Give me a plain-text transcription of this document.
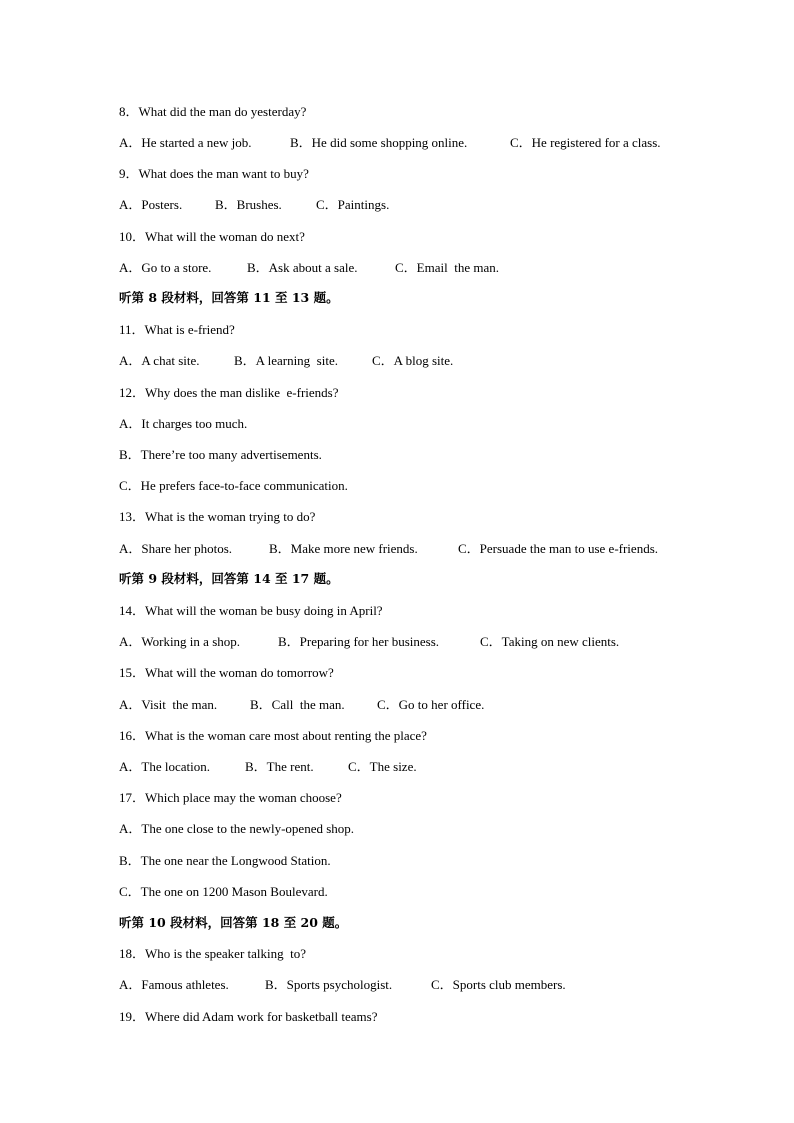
8．What did the man do yesterday?

A．He started a new job.

	B．He did some shopping online.

	C．He registered for a class.

9．What does the man want to buy?

A．Posters.

	B．Brushes.

	C．Paintings.

10．What will the woman do next?

A．Go to a store.

	B．Ask about a sale.

	C．Email  the man.

听第 8 段材料，回答第 11 至 13 题。
11．What is e-friend?

A．A chat site.

	B．A learning  site.

	C．A blog site.

12．Why does the man dislike  e-friends?
A．It charges too much.
B．There’re too many advertisements.
C．He prefers face-to-face communication.
13．What is the woman trying to do?

A．Share her photos.

	B．Make more new friends.

	C．Persuade the man to use e-friends.

听第 9 段材料，回答第 14 至 17 题。
14．What will the woman be busy doing in April?

A．Working in a shop.

	B．Preparing for her business.

	C．Taking on new clients.

15．What will the woman do tomorrow?

A．Visit  the man.

	B．Call  the man.

C．Go to her office.

16．What is the woman care most about renting the place?

A．The location.

	B．The rent.

	C．The size.

17．Which place may the woman choose?
A．The one close to the newly-opened shop.
B．The one near the Longwood Station.
C．The one on 1200 Mason Boulevard.
听第 10 段材料，回答第 18 至 20 题。
18．Who is the speaker talking  to?

A．Famous athletes.

	B．Sports psychologist.

	C．Sports club members.

19．Where did Adam work for basketball teams?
::::
Short task
Transcribe each entry above exactly, apart from the pictures.

Reply to the task
Give me a plain-text transcription of this document.
8．What did the man do yesterday?

A．He started a new job.

	B．He did some shopping online.

	C．He registered for a class.

9．What does the man want to buy?

A．Posters.

	B．Brushes.

	C．Paintings.

10．What will the woman do next?

A．Go to a store.

	B．Ask about a sale.

	C．Email  the man.

听第 8 段材料，回答第 11 至 13 题。
11．What is e-friend?

A．A chat site.

	B．A learning  site.

	C．A blog site.

12．Why does the man dislike  e-friends?
A．It charges too much.
B．There’re too many advertisements.
C．He prefers face-to-face communication.
13．What is the woman trying to do?

A．Share her photos.

	B．Make more new friends.

	C．Persuade the man to use e-friends.

听第 9 段材料，回答第 14 至 17 题。
14．What will the woman be busy doing in April?

A．Working in a shop.

	B．Preparing for her business.

	C．Taking on new clients.

15．What will the woman do tomorrow?

A．Visit  the man.

	B．Call  the man.

C．Go to her office.

16．What is the woman care most about renting the place?

A．The location.

	B．The rent.

	C．The size.

17．Which place may the woman choose?
A．The one close to the newly-opened shop.
B．The one near the Longwood Station.
C．The one on 1200 Mason Boulevard.
听第 10 段材料，回答第 18 至 20 题。
18．Who is the speaker talking  to?

A．Famous athletes.

	B．Sports psychologist.

	C．Sports club members.

19．Where did Adam work for basketball teams?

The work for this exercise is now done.